Go through the listing and copy each line with the string "this".

(Records that describe figures)

+===+

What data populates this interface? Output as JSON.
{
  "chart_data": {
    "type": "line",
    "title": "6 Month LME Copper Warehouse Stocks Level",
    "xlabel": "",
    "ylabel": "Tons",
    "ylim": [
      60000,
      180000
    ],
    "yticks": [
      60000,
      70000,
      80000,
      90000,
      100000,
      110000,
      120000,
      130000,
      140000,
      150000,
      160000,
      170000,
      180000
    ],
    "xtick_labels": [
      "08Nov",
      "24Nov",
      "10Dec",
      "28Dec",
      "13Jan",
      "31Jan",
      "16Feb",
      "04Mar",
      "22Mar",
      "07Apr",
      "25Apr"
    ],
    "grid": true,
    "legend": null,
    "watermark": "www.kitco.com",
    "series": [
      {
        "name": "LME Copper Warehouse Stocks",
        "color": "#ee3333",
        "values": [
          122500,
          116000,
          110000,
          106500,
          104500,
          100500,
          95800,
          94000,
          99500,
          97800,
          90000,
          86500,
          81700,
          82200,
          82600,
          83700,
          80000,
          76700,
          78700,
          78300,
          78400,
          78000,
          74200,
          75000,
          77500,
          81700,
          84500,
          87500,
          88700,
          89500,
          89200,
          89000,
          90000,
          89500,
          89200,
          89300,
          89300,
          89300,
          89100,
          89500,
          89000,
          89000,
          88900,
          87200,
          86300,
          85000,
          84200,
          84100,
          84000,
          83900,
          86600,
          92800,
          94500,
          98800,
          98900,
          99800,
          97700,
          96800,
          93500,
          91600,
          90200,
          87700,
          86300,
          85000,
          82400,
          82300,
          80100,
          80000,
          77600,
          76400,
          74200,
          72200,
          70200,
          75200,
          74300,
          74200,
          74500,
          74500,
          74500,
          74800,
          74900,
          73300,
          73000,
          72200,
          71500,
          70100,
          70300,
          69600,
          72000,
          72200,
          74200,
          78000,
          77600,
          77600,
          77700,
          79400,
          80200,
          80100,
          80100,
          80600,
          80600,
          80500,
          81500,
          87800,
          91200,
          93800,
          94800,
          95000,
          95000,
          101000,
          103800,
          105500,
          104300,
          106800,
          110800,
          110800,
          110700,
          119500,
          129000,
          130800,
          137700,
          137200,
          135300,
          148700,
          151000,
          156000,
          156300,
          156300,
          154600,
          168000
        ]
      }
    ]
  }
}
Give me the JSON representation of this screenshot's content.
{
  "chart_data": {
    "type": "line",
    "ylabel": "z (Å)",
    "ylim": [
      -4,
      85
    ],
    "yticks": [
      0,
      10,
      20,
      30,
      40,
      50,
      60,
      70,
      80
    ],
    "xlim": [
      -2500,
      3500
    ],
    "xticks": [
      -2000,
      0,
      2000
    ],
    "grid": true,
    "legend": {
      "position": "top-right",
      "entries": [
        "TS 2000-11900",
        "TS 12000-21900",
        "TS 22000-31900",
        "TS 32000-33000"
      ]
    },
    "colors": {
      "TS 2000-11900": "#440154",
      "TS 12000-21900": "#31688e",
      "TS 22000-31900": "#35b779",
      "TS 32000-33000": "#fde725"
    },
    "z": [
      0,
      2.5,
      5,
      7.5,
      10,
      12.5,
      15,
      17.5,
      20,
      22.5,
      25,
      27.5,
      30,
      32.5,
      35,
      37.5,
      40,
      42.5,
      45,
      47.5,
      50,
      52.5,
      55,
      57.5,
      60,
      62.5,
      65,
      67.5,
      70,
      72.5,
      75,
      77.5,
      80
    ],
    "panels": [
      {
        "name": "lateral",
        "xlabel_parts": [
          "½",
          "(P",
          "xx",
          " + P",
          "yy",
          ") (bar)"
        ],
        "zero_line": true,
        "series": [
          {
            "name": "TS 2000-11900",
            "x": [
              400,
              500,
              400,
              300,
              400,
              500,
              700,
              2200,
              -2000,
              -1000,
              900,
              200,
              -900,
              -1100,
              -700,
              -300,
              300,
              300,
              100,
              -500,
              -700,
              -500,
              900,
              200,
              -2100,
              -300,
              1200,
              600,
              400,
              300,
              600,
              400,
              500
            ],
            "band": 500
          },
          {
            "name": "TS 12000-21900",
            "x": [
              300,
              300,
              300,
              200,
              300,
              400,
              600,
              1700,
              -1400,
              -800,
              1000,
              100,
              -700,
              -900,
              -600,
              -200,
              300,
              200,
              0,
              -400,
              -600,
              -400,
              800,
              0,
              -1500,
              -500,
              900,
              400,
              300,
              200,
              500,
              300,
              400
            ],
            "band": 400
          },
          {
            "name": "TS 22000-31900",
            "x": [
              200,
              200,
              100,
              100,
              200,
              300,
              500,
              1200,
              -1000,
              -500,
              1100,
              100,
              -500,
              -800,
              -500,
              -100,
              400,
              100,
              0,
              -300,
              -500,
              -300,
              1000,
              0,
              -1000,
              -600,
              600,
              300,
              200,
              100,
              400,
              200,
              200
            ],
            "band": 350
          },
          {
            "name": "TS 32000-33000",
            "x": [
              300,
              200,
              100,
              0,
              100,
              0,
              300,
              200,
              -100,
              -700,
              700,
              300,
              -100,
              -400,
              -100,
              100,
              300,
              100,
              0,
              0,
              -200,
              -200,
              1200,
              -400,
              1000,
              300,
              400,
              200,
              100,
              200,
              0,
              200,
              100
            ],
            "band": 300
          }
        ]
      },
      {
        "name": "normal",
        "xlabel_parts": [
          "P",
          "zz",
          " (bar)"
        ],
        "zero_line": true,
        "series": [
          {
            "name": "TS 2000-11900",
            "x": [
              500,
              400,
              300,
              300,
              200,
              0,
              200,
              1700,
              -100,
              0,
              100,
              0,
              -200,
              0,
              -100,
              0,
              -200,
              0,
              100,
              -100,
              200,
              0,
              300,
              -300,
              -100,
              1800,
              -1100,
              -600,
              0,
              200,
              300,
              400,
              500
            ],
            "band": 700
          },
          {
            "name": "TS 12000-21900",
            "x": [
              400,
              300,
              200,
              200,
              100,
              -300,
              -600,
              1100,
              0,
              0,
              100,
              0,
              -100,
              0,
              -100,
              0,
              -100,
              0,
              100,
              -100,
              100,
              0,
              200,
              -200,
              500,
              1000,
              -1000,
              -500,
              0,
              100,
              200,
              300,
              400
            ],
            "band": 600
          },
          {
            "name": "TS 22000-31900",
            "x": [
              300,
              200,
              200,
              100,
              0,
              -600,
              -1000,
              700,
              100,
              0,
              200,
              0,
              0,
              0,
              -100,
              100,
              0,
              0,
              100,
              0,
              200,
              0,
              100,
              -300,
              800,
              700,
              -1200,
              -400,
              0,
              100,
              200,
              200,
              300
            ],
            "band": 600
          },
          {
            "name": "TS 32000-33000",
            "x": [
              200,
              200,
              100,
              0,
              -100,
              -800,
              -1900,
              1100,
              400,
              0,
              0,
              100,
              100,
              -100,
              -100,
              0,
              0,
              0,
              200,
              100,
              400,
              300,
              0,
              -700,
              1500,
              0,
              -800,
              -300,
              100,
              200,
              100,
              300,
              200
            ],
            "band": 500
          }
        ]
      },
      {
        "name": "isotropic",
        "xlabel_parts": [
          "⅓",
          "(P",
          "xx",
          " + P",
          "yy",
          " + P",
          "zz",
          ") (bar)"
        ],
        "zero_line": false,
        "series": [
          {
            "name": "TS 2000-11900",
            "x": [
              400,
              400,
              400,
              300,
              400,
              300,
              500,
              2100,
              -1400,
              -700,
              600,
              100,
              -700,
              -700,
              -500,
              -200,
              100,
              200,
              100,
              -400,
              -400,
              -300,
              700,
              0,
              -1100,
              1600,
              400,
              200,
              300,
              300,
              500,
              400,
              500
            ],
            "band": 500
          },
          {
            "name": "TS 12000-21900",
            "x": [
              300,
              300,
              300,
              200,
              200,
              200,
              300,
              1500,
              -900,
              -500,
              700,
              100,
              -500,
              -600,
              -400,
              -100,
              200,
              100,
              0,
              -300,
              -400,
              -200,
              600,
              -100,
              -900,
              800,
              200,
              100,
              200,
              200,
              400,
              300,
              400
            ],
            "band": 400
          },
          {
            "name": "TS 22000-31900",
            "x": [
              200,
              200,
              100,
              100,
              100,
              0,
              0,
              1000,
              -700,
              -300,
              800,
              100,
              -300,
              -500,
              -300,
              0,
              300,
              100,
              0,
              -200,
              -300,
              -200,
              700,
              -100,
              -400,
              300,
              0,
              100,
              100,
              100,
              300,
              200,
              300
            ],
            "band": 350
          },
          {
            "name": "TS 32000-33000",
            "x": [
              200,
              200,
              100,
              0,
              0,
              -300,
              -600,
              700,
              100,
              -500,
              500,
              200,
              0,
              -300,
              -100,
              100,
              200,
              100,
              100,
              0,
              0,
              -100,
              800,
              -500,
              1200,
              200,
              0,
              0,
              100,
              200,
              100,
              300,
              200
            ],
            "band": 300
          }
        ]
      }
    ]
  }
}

+===+

* _FINAL ANSWER_:
What data populates this interface? Output as JSON.
Give me the JSON representation of this screenshot's content.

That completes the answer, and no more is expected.